[start]

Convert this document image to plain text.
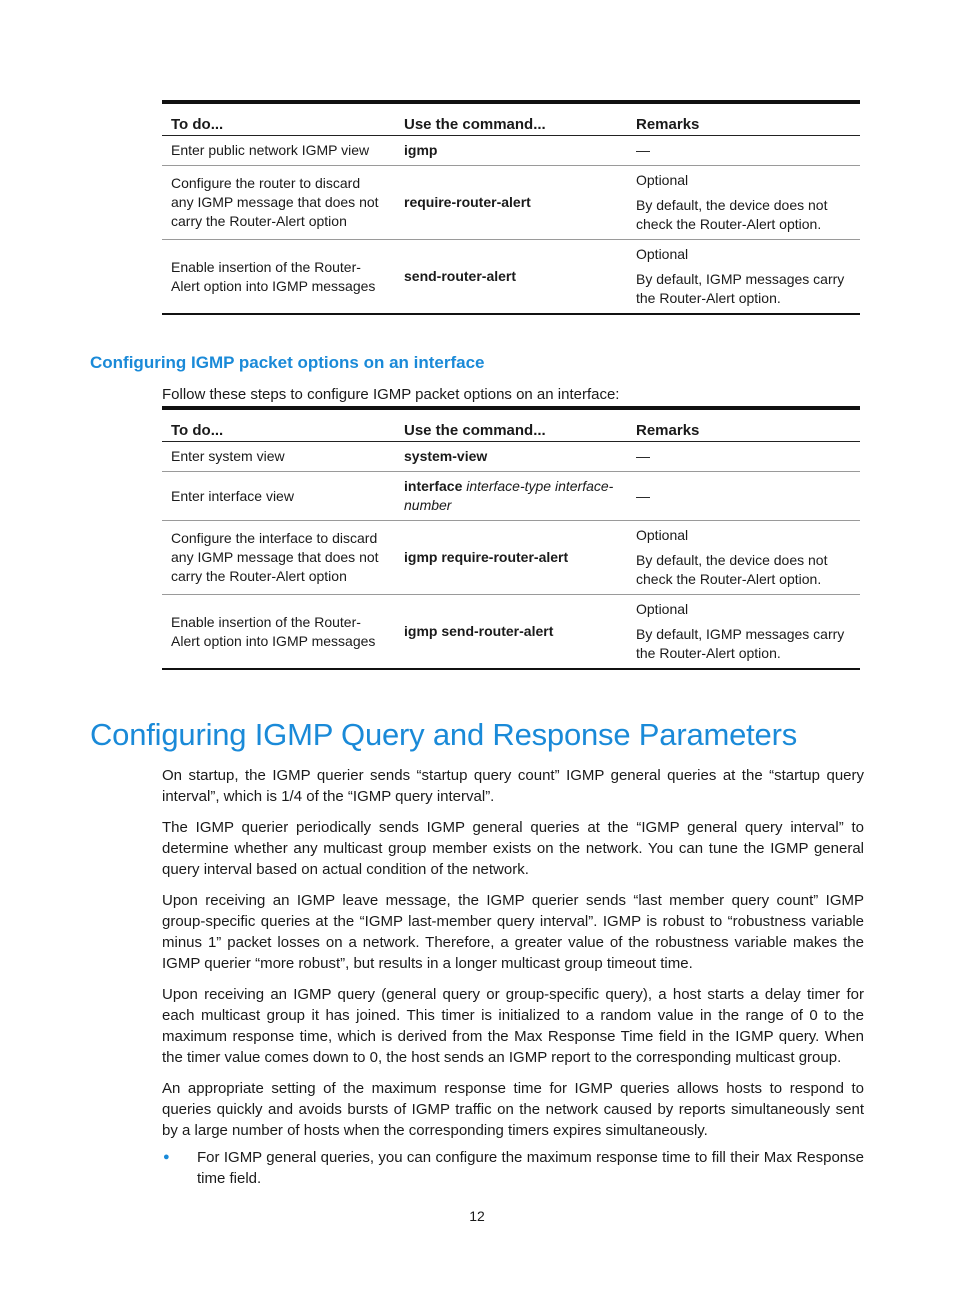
To do...	Use the command...	Remarks
Enter public network IGMP view	igmp	—
Configure the router to discard any IGMP message that does not carry the Router-Alert option	require-router-alert	Optional
By default, the device does not check the Router-Alert option.

Enable insertion of the Router-Alert option into IGMP messages	send-router-alert	Optional
By default, IGMP messages carry the Router-Alert option.
Configuring IGMP packet options on an interface

Follow these steps to configure IGMP packet options on an interface:

To do...	Use the command...	Remarks
Enter system view	system-view	—
Enter interface view	interface interface-type interface-number	—
Configure the interface to discard any IGMP message that does not carry the Router-Alert option	igmp require-router-alert	Optional
By default, the device does not check the Router-Alert option.

Enable insertion of the Router-Alert option into IGMP messages	igmp send-router-alert	Optional
By default, IGMP messages carry the Router-Alert option.
Configuring IGMP Query and Response Parameters

On startup, the IGMP querier sends “startup query count” IGMP general queries at the “startup query interval”, which is 1/4 of the “IGMP query interval”.

The IGMP querier periodically sends IGMP general queries at the “IGMP general query interval” to determine whether any multicast group member exists on the network. You can tune the IGMP general query interval based on actual condition of the network.

Upon receiving an IGMP leave message, the IGMP querier sends “last member query count” IGMP group-specific queries at the “IGMP last-member query interval”. IGMP is robust to “robustness variable minus 1” packet losses on a network. Therefore, a greater value of the robustness variable makes the IGMP querier “more robust”, but results in a longer multicast group timeout time.

Upon receiving an IGMP query (general query or group-specific query), a host starts a delay timer for each multicast group it has joined. This timer is initialized to a random value in the range of 0 to the maximum response time, which is derived from the Max Response Time field in the IGMP query. When the timer value comes down to 0, the host sends an IGMP report to the corresponding multicast group.

An appropriate setting of the maximum response time for IGMP queries allows hosts to respond to queries quickly and avoids bursts of IGMP traffic on the network caused by reports simultaneously sent by a large number of hosts when the corresponding timers expires simultaneously.

● For IGMP general queries, you can configure the maximum response time to fill their Max Response time field.
12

[end]

TO BE DONE:
Without the pictures, restate all of the entries above verbatim.

RESULT OF THIS EXERCISE:
Convert this document image to plain text.
To do...	Use the command...	Remarks
Enter public network IGMP view	igmp	—
Configure the router to discard any IGMP message that does not carry the Router-Alert option	require-router-alert	Optional
By default, the device does not check the Router-Alert option.

Enable insertion of the Router-Alert option into IGMP messages	send-router-alert	Optional
By default, IGMP messages carry the Router-Alert option.
Configuring IGMP packet options on an interface

Follow these steps to configure IGMP packet options on an interface:

To do...	Use the command...	Remarks
Enter system view	system-view	—
Enter interface view	interface interface-type interface-number	—
Configure the interface to discard any IGMP message that does not carry the Router-Alert option	igmp require-router-alert	Optional
By default, the device does not check the Router-Alert option.

Enable insertion of the Router-Alert option into IGMP messages	igmp send-router-alert	Optional
By default, IGMP messages carry the Router-Alert option.
Configuring IGMP Query and Response Parameters

On startup, the IGMP querier sends “startup query count” IGMP general queries at the “startup query interval”, which is 1/4 of the “IGMP query interval”.

The IGMP querier periodically sends IGMP general queries at the “IGMP general query interval” to determine whether any multicast group member exists on the network. You can tune the IGMP general query interval based on actual condition of the network.

Upon receiving an IGMP leave message, the IGMP querier sends “last member query count” IGMP group-specific queries at the “IGMP last-member query interval”. IGMP is robust to “robustness variable minus 1” packet losses on a network. Therefore, a greater value of the robustness variable makes the IGMP querier “more robust”, but results in a longer multicast group timeout time.

Upon receiving an IGMP query (general query or group-specific query), a host starts a delay timer for each multicast group it has joined. This timer is initialized to a random value in the range of 0 to the maximum response time, which is derived from the Max Response Time field in the IGMP query. When the timer value comes down to 0, the host sends an IGMP report to the corresponding multicast group.

An appropriate setting of the maximum response time for IGMP queries allows hosts to respond to queries quickly and avoids bursts of IGMP traffic on the network caused by reports simultaneously sent by a large number of hosts when the corresponding timers expires simultaneously.

● For IGMP general queries, you can configure the maximum response time to fill their Max Response time field.
12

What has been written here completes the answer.